_REQUEST_
Find every line with the word "object" and report how many there are, without any other text.

[Dataset records]
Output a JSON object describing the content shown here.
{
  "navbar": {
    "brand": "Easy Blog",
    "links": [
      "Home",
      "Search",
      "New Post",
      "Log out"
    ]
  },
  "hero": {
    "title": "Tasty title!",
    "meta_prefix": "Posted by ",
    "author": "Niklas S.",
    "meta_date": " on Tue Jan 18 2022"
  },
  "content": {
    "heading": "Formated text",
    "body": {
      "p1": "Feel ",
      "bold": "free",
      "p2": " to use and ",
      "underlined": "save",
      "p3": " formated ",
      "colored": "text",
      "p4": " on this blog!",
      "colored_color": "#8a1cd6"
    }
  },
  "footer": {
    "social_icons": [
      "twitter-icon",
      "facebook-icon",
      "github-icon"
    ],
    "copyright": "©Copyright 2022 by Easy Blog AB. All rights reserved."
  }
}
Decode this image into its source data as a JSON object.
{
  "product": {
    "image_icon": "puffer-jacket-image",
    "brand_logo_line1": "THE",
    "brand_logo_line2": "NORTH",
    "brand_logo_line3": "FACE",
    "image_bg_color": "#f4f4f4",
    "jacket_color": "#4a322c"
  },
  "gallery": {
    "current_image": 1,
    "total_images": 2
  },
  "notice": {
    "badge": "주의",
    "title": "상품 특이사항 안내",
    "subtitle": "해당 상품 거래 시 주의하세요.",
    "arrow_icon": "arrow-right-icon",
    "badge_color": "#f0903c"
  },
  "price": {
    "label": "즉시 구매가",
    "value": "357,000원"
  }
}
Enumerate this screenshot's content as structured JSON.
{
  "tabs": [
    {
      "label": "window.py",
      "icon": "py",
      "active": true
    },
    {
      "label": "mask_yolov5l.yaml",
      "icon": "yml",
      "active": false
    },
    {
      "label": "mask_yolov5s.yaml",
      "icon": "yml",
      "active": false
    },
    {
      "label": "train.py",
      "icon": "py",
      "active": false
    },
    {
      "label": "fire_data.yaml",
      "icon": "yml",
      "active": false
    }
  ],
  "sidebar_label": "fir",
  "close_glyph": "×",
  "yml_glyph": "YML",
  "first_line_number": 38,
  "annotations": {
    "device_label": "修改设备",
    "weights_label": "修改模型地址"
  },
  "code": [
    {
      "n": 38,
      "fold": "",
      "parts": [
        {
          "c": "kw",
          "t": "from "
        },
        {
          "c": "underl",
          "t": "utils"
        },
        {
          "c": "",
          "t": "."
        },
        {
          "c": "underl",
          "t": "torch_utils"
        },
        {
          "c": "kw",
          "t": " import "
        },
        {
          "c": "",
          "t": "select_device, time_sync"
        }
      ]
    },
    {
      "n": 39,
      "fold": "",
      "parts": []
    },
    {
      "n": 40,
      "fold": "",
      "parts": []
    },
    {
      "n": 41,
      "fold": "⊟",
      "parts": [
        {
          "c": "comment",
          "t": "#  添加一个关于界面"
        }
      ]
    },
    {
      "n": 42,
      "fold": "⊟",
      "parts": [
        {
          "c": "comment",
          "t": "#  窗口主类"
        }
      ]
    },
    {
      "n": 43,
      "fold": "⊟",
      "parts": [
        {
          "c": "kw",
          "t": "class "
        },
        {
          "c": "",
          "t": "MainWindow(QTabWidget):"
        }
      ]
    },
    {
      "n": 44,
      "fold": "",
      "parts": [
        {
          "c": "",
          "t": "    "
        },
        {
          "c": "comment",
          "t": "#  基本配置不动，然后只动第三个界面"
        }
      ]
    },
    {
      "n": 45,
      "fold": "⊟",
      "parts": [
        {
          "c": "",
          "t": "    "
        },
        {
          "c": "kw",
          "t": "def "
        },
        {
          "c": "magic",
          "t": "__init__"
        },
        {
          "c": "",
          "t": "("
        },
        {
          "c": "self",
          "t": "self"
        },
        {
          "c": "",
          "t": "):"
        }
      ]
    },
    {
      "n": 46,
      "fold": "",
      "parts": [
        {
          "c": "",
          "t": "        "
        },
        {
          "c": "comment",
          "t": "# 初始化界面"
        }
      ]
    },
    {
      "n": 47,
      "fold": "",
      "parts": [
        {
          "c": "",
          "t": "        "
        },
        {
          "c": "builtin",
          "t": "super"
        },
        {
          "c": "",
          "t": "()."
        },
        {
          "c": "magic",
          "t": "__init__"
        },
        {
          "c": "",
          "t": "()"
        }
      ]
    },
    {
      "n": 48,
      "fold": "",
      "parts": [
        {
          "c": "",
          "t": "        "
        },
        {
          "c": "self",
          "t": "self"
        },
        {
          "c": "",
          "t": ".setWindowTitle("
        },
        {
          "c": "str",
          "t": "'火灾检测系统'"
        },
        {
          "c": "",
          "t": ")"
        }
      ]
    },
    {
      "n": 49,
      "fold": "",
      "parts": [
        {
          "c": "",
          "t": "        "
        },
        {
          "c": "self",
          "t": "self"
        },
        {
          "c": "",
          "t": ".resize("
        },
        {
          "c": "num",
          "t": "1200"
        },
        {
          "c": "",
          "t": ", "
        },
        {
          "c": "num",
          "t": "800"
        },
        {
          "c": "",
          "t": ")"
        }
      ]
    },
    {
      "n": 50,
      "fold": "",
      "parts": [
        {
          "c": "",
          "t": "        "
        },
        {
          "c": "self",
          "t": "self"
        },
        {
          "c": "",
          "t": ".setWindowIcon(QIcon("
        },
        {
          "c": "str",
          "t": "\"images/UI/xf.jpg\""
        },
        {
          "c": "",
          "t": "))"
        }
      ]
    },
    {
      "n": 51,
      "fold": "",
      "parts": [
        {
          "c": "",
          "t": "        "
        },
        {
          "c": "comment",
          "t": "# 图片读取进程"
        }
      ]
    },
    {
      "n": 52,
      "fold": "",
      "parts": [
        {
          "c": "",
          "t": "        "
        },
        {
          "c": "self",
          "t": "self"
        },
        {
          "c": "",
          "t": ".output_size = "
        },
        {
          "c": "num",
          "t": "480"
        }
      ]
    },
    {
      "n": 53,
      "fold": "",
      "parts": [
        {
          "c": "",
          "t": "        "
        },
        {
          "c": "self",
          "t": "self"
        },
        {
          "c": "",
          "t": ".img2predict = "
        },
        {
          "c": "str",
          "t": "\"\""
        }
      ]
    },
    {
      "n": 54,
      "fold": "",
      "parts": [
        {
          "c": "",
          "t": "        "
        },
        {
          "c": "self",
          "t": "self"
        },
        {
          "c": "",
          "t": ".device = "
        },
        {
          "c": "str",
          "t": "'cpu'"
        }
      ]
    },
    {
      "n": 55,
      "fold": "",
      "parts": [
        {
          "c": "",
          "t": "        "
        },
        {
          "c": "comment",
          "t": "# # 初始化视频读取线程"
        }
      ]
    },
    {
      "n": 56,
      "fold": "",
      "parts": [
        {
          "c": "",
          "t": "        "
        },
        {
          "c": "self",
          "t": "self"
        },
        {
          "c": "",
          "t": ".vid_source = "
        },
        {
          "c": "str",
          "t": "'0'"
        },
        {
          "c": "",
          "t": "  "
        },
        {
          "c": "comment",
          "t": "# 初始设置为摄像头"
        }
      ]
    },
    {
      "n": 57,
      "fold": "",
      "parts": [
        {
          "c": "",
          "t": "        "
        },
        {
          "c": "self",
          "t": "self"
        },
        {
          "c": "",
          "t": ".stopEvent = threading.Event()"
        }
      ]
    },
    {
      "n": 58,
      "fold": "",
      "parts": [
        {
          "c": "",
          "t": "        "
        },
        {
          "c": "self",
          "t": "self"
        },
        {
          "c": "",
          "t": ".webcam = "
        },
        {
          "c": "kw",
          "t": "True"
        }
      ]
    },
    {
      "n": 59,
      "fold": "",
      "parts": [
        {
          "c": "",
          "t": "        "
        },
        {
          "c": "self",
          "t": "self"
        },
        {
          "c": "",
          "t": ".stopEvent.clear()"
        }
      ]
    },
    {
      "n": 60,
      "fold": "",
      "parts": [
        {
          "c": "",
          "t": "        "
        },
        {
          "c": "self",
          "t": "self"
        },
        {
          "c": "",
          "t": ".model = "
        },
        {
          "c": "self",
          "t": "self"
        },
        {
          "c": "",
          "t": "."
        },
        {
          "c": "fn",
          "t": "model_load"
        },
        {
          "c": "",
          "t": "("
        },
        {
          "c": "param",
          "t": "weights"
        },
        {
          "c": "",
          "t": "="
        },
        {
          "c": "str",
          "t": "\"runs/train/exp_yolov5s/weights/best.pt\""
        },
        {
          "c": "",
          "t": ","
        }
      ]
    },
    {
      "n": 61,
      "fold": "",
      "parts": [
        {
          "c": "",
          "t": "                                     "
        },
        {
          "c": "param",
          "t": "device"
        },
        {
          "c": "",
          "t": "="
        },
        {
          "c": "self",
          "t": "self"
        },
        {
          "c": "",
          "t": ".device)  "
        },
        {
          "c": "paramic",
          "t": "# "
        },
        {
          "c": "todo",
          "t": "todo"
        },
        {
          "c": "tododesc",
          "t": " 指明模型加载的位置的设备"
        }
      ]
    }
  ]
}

_RESPONSE FOR THIS EXERCISE_
2